* Records for the exercise *
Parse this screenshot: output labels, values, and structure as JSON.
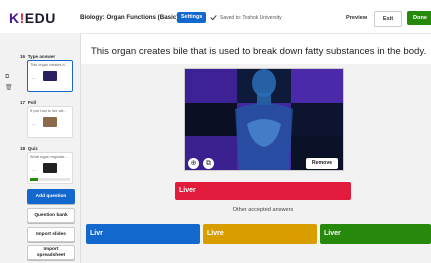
{
  "header": {
    "logo_text": "K!EDU",
    "title": "Biology: Organ Functions (Basic)",
    "settings_label": "Settings",
    "saved_text": "Saved to: Toshok University",
    "preview_label": "Preview",
    "exit_label": "Exit",
    "done_label": "Done"
  },
  "sidebar": {
    "slides": [
      {
        "number": "16",
        "type": "Type answer",
        "preview": "This organ creates b...",
        "active": true
      },
      {
        "number": "17",
        "type": "Poll",
        "preview": "If you had to live wit...",
        "active": false
      },
      {
        "number": "18",
        "type": "Quiz",
        "preview": "What organ regulate...",
        "active": false
      }
    ],
    "add_question_label": "Add question",
    "question_bank_label": "Question bank",
    "import_slides_label": "Import slides",
    "import_spreadsheet_line1": "Import",
    "import_spreadsheet_line2": "spreadsheet"
  },
  "main": {
    "question": "This organ creates bile that is used to break down fatty substances in the body.",
    "remove_label": "Remove",
    "answer": "Liver",
    "other_label": "Other accepted answers",
    "alternatives": [
      "Livr",
      "Livre",
      "Liver"
    ]
  },
  "colors": {
    "brand_blue": "#1368ce",
    "red": "#e21b3c",
    "blue": "#1368ce",
    "yellow": "#d89e00",
    "green": "#26890c",
    "purple": "#46178f"
  }
}
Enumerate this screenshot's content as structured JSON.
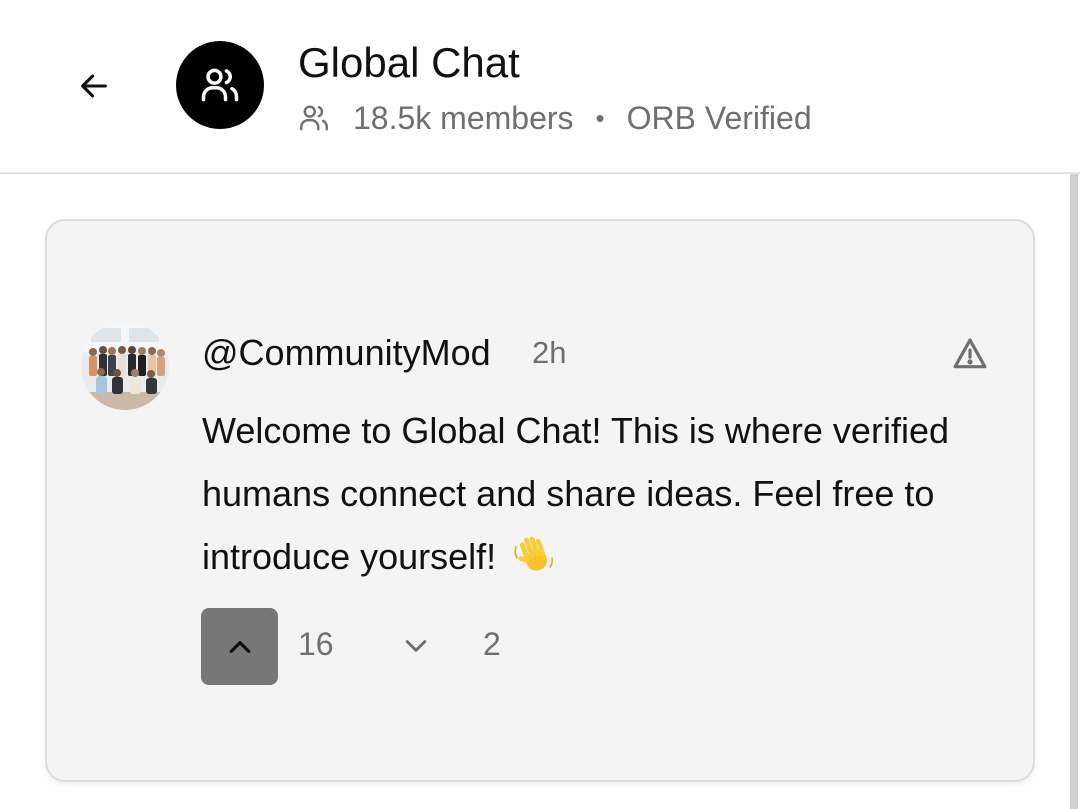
{
  "header": {
    "title": "Global Chat",
    "members": "18.5k members",
    "separator": "•",
    "verified": "ORB Verified",
    "icons": {
      "back": "arrow-left-icon",
      "group": "users-icon",
      "members": "users-icon"
    }
  },
  "message": {
    "username": "@CommunityMod",
    "time": "2h",
    "text": "Welcome to Global Chat! This is where verified humans connect and share ideas. Feel free to introduce yourself!",
    "emoji": "waving-hand-emoji",
    "upvotes": "16",
    "downvotes": "2",
    "icons": {
      "report": "warning-triangle-icon",
      "upvote": "chevron-up-icon",
      "downvote": "chevron-down-icon"
    }
  },
  "colors": {
    "card_background": "#f4f4f4",
    "avatar_background": "#000000",
    "muted_text": "#6f6f6f",
    "upvote_active": "#777777"
  }
}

* Task brief *
Identify every line above that includes the word "chevron", and show those lines.

* Complete answer *
      "upvote": "chevron-up-icon",
      "downvote": "chevron-down-icon"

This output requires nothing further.